§ THE TASK
Write out the records below once more, exactly as they stand.
** start GIVEN RECORDS **
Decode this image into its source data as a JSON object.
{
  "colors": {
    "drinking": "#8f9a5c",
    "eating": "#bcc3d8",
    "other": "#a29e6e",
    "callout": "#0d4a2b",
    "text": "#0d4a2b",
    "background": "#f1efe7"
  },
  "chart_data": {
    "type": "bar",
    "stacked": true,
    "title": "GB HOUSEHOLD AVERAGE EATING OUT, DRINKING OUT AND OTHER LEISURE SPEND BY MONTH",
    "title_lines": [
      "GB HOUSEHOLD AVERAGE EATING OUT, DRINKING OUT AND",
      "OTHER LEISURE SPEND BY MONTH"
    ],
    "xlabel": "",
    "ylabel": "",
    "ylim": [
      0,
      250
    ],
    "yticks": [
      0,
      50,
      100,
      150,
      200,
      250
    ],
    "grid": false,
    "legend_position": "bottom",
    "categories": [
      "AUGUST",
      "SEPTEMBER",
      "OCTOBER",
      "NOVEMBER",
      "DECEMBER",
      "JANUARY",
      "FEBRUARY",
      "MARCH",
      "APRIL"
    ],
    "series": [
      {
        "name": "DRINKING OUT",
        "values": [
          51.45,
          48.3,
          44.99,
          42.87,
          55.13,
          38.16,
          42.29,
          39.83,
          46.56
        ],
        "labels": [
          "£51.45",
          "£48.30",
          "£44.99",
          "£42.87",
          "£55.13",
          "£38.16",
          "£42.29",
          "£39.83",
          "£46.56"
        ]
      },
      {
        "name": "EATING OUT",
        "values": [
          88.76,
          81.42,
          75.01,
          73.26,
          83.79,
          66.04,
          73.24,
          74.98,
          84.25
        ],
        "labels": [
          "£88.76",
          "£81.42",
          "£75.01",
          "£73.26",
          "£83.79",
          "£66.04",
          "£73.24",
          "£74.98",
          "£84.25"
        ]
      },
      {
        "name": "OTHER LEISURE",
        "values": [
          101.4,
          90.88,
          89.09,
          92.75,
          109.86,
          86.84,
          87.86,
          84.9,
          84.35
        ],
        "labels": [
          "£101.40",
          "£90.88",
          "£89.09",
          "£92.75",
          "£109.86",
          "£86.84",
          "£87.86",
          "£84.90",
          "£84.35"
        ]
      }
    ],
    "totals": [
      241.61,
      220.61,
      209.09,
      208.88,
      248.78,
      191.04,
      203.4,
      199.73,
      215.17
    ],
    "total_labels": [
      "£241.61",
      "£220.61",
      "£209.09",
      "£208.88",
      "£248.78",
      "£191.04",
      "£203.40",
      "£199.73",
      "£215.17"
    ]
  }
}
** end GIVEN RECORDS **
§ TASK ANSWER
Decode this image into its source data as a JSON object.
{
  "colors": {
    "drinking": "#8f9a5c",
    "eating": "#bcc3d8",
    "other": "#a29e6e",
    "callout": "#0d4a2b",
    "text": "#0d4a2b",
    "background": "#f1efe7"
  },
  "chart_data": {
    "type": "bar",
    "stacked": true,
    "title": "GB HOUSEHOLD AVERAGE EATING OUT, DRINKING OUT AND OTHER LEISURE SPEND BY MONTH",
    "title_lines": [
      "GB HOUSEHOLD AVERAGE EATING OUT, DRINKING OUT AND",
      "OTHER LEISURE SPEND BY MONTH"
    ],
    "xlabel": "",
    "ylabel": "",
    "ylim": [
      0,
      250
    ],
    "yticks": [
      0,
      50,
      100,
      150,
      200,
      250
    ],
    "grid": false,
    "legend_position": "bottom",
    "categories": [
      "AUGUST",
      "SEPTEMBER",
      "OCTOBER",
      "NOVEMBER",
      "DECEMBER",
      "JANUARY",
      "FEBRUARY",
      "MARCH",
      "APRIL"
    ],
    "series": [
      {
        "name": "DRINKING OUT",
        "values": [
          51.45,
          48.3,
          44.99,
          42.87,
          55.13,
          38.16,
          42.29,
          39.83,
          46.56
        ],
        "labels": [
          "£51.45",
          "£48.30",
          "£44.99",
          "£42.87",
          "£55.13",
          "£38.16",
          "£42.29",
          "£39.83",
          "£46.56"
        ]
      },
      {
        "name": "EATING OUT",
        "values": [
          88.76,
          81.42,
          75.01,
          73.26,
          83.79,
          66.04,
          73.24,
          74.98,
          84.25
        ],
        "labels": [
          "£88.76",
          "£81.42",
          "£75.01",
          "£73.26",
          "£83.79",
          "£66.04",
          "£73.24",
          "£74.98",
          "£84.25"
        ]
      },
      {
        "name": "OTHER LEISURE",
        "values": [
          101.4,
          90.88,
          89.09,
          92.75,
          109.86,
          86.84,
          87.86,
          84.9,
          84.35
        ],
        "labels": [
          "£101.40",
          "£90.88",
          "£89.09",
          "£92.75",
          "£109.86",
          "£86.84",
          "£87.86",
          "£84.90",
          "£84.35"
        ]
      }
    ],
    "totals": [
      241.61,
      220.61,
      209.09,
      208.88,
      248.78,
      191.04,
      203.4,
      199.73,
      215.17
    ],
    "total_labels": [
      "£241.61",
      "£220.61",
      "£209.09",
      "£208.88",
      "£248.78",
      "£191.04",
      "£203.40",
      "£199.73",
      "£215.17"
    ]
  }
}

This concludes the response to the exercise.